What to produce
List every line below containing "چهارشنبه".

════════════════

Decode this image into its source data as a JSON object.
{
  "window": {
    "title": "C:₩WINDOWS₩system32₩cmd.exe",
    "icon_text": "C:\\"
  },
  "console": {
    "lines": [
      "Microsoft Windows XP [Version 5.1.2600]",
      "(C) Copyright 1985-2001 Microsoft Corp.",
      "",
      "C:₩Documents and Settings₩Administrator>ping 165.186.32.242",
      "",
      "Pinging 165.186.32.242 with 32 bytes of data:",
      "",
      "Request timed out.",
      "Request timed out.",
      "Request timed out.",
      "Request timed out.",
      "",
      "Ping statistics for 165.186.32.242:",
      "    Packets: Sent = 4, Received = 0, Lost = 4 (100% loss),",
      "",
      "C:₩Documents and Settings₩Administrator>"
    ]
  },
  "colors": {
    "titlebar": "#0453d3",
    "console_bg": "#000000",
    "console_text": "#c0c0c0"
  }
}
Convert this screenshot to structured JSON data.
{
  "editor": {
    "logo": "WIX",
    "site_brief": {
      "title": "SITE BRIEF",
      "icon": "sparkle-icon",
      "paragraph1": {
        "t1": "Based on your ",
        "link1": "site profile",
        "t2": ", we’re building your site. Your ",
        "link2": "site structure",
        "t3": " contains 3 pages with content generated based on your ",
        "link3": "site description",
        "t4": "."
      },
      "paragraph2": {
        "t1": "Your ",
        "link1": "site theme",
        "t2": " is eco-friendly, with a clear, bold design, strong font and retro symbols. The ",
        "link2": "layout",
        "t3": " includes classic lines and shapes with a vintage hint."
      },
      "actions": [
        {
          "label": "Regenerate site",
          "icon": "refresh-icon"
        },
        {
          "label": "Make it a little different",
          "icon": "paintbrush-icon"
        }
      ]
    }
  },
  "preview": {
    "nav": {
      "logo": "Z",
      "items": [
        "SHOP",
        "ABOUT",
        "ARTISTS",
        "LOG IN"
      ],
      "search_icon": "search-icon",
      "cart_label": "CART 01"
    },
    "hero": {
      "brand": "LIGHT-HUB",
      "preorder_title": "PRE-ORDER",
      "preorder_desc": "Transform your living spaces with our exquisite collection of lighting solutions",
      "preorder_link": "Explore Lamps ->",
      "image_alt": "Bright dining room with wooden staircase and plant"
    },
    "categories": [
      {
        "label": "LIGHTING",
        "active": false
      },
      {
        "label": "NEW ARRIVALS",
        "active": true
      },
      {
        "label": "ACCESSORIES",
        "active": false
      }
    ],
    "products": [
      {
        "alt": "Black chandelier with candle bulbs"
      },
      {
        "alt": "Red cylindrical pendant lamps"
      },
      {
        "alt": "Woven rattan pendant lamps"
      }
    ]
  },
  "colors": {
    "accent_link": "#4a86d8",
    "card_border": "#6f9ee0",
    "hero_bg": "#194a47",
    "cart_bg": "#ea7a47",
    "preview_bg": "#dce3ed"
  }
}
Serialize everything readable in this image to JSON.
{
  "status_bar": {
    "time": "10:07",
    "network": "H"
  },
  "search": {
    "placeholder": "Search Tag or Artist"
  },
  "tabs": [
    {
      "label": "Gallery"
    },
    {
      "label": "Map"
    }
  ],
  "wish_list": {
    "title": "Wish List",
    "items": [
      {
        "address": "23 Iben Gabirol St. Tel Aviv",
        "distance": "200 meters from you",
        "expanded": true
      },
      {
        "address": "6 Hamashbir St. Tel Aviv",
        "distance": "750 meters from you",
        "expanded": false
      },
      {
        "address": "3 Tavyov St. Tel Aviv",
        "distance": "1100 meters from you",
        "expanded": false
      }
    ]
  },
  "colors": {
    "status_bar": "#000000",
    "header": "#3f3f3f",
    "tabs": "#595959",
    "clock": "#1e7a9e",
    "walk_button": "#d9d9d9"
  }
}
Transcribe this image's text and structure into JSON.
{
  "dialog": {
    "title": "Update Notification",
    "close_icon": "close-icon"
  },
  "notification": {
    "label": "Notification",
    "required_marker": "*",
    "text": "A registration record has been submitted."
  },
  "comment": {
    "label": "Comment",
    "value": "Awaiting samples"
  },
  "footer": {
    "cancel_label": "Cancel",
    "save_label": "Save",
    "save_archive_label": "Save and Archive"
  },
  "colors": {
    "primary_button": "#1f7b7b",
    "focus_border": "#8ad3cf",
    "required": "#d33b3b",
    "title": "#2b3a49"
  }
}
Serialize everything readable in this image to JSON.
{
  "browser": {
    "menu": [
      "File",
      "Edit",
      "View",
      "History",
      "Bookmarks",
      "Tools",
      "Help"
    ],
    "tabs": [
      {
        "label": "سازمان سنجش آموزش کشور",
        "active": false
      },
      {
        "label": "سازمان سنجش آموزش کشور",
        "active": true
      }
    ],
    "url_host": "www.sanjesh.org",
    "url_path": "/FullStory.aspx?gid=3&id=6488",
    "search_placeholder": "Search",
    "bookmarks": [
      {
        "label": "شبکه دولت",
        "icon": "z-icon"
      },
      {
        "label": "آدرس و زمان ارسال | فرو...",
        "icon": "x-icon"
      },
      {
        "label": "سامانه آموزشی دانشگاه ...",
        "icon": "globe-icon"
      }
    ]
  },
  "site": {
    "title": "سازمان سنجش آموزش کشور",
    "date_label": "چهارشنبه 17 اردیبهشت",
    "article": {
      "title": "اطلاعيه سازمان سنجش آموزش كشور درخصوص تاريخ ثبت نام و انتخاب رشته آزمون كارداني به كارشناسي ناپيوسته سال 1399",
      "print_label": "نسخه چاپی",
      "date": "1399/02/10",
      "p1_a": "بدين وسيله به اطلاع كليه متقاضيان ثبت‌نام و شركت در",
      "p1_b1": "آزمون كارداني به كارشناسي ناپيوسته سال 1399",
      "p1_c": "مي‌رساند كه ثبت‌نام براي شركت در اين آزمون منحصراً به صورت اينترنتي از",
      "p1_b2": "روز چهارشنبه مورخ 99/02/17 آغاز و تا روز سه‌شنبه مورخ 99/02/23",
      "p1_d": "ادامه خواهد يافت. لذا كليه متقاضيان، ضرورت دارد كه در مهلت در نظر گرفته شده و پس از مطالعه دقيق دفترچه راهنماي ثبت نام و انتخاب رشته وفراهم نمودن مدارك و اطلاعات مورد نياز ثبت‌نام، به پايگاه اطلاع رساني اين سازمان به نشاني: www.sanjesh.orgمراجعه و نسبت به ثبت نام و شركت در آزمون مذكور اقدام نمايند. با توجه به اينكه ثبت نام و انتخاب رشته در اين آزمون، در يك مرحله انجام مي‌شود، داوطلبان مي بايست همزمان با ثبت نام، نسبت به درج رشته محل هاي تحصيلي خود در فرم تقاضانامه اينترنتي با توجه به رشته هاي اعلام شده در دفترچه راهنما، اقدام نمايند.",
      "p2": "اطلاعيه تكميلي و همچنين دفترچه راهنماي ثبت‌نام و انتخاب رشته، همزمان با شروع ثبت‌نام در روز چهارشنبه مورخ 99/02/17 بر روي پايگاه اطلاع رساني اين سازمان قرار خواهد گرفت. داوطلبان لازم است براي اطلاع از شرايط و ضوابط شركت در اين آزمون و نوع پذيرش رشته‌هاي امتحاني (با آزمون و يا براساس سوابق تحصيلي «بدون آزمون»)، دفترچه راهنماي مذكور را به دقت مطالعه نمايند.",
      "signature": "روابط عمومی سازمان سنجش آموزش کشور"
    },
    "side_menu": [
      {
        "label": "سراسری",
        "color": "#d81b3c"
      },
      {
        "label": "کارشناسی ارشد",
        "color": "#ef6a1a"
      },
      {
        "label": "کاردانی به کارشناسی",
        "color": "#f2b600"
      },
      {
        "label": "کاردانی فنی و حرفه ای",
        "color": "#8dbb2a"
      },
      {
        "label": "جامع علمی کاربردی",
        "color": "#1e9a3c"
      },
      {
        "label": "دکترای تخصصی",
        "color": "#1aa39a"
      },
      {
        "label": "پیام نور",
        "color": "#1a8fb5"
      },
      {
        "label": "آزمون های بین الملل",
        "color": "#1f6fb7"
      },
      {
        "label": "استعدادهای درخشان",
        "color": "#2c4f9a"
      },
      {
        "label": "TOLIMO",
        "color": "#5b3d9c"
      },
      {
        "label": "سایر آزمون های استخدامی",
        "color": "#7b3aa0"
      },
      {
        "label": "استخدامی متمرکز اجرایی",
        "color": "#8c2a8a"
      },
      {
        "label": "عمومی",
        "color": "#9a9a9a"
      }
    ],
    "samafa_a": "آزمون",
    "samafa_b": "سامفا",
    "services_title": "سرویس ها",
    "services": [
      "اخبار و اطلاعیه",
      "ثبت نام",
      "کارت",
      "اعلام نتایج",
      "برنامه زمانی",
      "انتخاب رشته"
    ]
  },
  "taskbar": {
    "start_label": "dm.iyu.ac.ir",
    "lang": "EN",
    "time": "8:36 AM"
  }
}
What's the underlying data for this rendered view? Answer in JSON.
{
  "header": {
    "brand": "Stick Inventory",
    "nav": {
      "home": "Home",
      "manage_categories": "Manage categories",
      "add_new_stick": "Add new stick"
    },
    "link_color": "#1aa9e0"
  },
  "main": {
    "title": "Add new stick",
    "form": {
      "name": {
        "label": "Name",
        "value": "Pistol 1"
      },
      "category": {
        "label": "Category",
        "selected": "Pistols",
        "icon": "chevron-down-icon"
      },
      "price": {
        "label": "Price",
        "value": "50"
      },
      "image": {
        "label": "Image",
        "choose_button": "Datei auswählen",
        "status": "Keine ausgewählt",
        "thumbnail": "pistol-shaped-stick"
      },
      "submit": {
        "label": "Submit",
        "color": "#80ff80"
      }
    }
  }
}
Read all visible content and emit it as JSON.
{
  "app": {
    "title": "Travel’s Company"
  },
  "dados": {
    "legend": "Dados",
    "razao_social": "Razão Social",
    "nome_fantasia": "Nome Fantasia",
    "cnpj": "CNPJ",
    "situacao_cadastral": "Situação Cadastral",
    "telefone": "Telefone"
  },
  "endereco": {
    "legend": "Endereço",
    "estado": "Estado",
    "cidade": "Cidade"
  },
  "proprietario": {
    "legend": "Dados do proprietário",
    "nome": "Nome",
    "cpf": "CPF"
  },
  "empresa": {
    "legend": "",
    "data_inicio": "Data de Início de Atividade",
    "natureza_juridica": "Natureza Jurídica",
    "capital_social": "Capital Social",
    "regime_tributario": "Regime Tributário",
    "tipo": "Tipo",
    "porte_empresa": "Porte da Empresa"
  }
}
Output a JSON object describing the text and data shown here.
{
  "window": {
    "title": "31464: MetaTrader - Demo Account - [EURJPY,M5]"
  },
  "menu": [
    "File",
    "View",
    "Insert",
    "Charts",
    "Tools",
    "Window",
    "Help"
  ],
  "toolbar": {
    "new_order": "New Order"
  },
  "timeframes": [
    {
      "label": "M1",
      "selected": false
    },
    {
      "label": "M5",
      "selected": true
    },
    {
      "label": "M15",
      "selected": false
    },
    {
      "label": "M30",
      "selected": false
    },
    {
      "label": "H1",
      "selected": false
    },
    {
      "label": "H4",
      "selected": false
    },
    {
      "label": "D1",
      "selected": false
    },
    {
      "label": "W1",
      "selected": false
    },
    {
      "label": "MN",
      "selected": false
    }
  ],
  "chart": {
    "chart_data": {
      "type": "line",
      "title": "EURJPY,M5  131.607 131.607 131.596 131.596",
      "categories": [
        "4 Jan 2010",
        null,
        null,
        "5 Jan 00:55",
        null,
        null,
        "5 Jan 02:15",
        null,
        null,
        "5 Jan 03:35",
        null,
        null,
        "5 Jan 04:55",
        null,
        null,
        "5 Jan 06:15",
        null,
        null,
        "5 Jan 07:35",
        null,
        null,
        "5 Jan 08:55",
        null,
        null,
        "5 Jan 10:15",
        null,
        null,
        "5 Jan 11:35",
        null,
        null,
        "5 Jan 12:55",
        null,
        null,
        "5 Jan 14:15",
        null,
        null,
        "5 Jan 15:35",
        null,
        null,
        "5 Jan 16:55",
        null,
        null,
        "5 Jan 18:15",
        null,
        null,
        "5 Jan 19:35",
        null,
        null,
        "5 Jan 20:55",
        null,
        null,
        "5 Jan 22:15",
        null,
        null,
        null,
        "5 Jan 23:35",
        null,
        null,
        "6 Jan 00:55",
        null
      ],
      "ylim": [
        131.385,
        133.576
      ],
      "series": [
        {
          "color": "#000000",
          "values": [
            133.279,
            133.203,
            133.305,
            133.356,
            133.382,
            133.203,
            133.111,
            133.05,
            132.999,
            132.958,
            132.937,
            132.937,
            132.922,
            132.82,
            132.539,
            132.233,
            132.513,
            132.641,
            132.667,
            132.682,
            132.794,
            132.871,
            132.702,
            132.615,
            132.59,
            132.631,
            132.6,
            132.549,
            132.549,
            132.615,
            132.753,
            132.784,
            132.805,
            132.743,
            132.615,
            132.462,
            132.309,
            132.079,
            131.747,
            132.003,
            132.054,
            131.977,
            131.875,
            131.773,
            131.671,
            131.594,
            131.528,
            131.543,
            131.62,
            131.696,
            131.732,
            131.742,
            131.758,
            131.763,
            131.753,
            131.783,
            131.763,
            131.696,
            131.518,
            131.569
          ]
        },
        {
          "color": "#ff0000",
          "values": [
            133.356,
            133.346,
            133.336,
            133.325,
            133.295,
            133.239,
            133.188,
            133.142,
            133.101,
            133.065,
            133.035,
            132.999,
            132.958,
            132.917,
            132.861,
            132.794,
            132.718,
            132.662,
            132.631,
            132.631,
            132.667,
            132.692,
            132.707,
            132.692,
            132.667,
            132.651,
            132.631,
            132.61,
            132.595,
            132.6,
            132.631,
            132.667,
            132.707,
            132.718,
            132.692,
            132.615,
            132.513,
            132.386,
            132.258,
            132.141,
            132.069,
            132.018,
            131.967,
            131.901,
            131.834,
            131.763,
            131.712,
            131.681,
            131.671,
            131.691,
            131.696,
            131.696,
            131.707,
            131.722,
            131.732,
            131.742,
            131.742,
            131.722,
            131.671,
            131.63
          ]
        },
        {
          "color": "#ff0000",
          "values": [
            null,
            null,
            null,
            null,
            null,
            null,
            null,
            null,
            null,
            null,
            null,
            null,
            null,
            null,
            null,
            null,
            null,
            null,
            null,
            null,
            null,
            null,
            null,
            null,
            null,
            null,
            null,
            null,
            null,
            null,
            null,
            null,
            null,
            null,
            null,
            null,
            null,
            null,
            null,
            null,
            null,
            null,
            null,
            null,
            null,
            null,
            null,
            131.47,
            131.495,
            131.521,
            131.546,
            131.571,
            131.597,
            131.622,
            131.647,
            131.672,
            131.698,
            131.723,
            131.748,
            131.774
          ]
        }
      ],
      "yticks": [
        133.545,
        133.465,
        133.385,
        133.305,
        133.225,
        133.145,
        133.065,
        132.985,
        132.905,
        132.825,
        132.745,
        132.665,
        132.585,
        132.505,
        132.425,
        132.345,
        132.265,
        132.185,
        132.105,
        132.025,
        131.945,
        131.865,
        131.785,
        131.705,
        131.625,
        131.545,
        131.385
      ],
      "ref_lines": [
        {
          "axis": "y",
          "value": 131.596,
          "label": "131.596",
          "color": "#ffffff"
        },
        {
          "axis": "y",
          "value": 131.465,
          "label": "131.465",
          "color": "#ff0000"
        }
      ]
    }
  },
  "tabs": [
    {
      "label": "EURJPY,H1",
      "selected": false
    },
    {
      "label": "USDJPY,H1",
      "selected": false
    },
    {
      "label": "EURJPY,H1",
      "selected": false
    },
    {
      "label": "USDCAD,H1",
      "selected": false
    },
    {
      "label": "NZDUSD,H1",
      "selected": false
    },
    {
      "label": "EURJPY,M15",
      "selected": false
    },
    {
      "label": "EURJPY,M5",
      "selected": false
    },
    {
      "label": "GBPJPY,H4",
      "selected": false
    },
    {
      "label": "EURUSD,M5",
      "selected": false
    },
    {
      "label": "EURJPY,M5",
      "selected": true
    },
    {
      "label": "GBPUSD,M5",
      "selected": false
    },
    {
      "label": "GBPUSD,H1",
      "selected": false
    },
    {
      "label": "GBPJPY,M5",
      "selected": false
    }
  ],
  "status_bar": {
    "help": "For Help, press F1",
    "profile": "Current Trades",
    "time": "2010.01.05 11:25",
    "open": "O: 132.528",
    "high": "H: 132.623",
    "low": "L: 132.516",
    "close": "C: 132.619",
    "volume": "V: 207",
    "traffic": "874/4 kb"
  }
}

════════════════

Result for this exercise
    "date_label": "چهارشنبه 17 اردیبهشت",
      "p1_b2": "روز چهارشنبه مورخ 99/02/17 آغاز و تا روز سه‌شنبه مورخ 99/02/23",
      "p2": "اطلاعيه تكميلي و همچنين دفترچه راهنماي ثبت‌نام و انتخاب رشته، همزمان با شروع ثبت‌نام در روز چهارشنبه مورخ 99/02/17 بر روي پايگاه اطلاع رساني اين سازمان قرار خواهد گرفت. داوطلبان لازم است براي اطلاع از شرايط و ضوابط شركت در اين آزمون و نوع پذيرش رشته‌هاي امتحاني (با آزمون و يا براساس سوابق تحصيلي «بدون آزمون»)، دفترچه راهنماي مذكور را به دقت مطالعه نمايند.",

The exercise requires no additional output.